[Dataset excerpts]

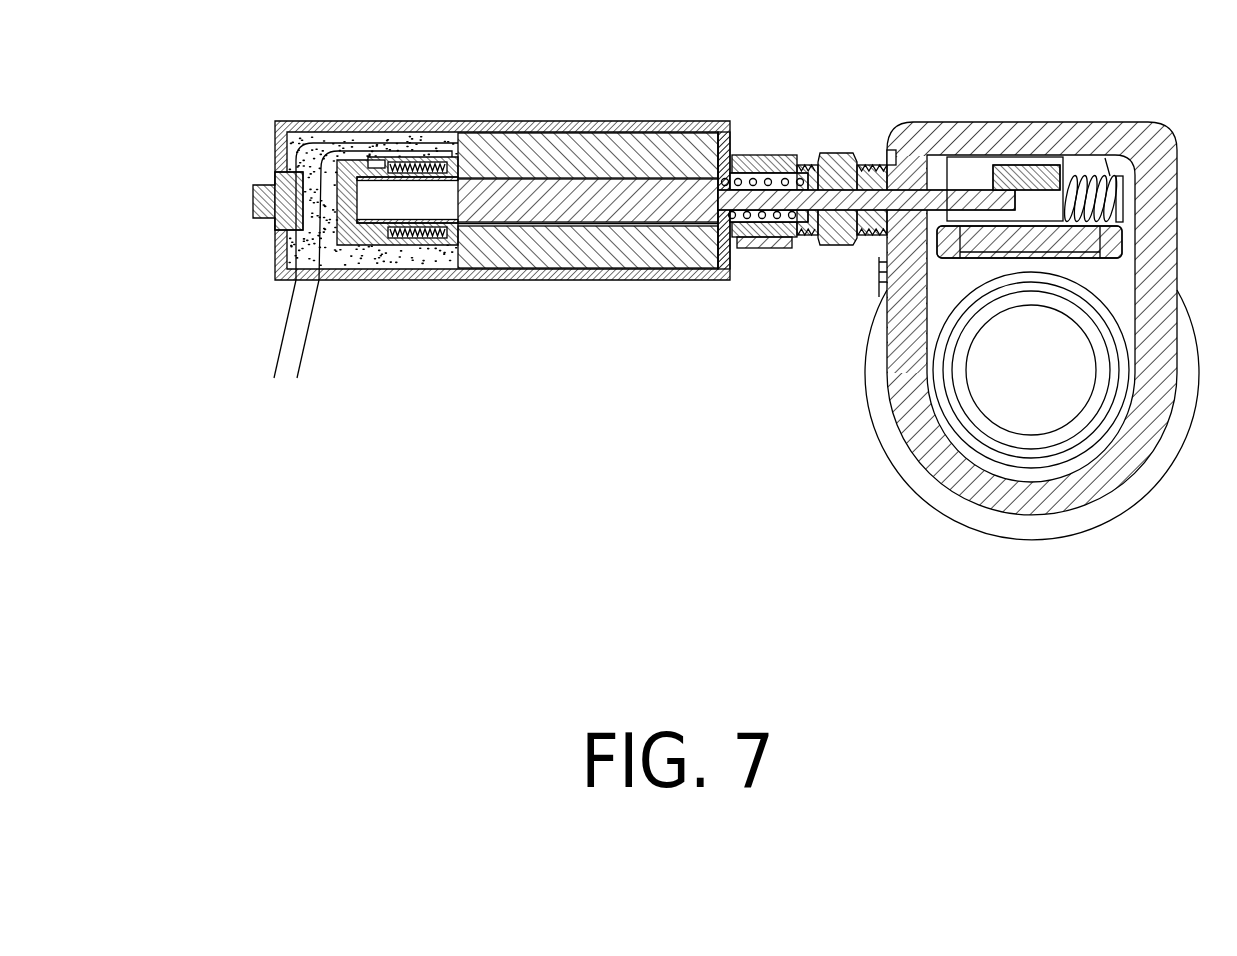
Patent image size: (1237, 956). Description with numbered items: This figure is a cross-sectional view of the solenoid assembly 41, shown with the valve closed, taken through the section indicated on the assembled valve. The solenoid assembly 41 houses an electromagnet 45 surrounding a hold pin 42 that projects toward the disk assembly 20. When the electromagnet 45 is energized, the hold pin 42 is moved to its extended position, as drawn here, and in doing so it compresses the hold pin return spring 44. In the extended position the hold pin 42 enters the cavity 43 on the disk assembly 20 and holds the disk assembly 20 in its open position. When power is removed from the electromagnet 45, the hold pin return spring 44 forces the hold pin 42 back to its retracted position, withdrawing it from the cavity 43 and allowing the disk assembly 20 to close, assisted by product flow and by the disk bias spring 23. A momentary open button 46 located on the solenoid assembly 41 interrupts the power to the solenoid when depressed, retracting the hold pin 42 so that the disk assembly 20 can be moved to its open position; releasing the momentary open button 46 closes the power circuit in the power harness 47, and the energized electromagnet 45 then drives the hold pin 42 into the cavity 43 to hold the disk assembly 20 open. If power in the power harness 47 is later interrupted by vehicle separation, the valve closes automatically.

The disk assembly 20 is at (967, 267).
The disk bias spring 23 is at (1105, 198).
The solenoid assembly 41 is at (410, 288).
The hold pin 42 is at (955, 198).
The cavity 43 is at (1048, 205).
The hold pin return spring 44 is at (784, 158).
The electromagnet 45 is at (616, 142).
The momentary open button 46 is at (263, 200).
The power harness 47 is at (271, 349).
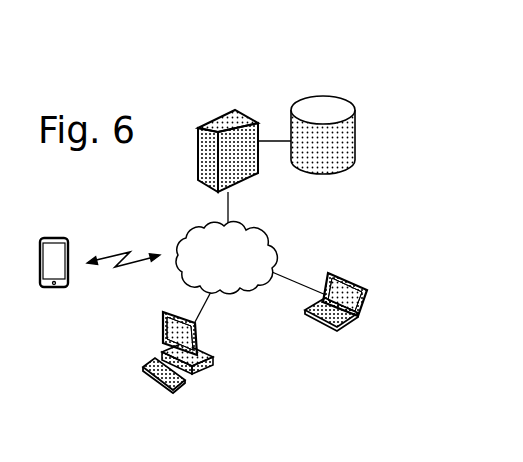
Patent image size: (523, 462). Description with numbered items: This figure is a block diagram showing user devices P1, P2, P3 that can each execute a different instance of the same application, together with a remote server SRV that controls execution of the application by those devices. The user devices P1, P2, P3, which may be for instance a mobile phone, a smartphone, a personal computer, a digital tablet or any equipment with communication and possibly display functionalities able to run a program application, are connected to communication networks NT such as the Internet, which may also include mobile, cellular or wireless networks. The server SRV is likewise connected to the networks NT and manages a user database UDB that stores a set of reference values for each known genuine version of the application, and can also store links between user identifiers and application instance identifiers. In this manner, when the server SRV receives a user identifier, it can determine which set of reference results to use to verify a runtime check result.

[Task details] From the items above, gather each line that contains the word "harness".

[Correct answer]
Patent image size: (1237, 956). Description with numbered items: This figure is a cross-sectional view of the solenoid assembly 41, shown with the valve closed, taken through the section indicated on the assembled valve. The solenoid assembly 41 houses an electromagnet 45 surrounding a hold pin 42 that projects toward the disk assembly 20. When the electromagnet 45 is energized, the hold pin 42 is moved to its extended position, as drawn here, and in doing so it compresses the hold pin return spring 44. In the extended position the hold pin 42 enters the cavity 43 on the disk assembly 20 and holds the disk assembly 20 in its open position. When power is removed from the electromagnet 45, the hold pin return spring 44 forces the hold pin 42 back to its retracted position, withdrawing it from the cavity 43 and allowing the disk assembly 20 to close, assisted by product flow and by the disk bias spring 23. A momentary open button 46 located on the solenoid assembly 41 interrupts the power to the solenoid when depressed, retracting the hold pin 42 so that the disk assembly 20 can be moved to its open position; releasing the momentary open button 46 closes the power circuit in the power harness 47, and the energized electromagnet 45 then drives the hold pin 42 into the cavity 43 to hold the disk assembly 20 open. If power in the power harness 47 is later interrupted by vehicle separation, the valve closes automatically.
The power harness 47 is at (271, 349).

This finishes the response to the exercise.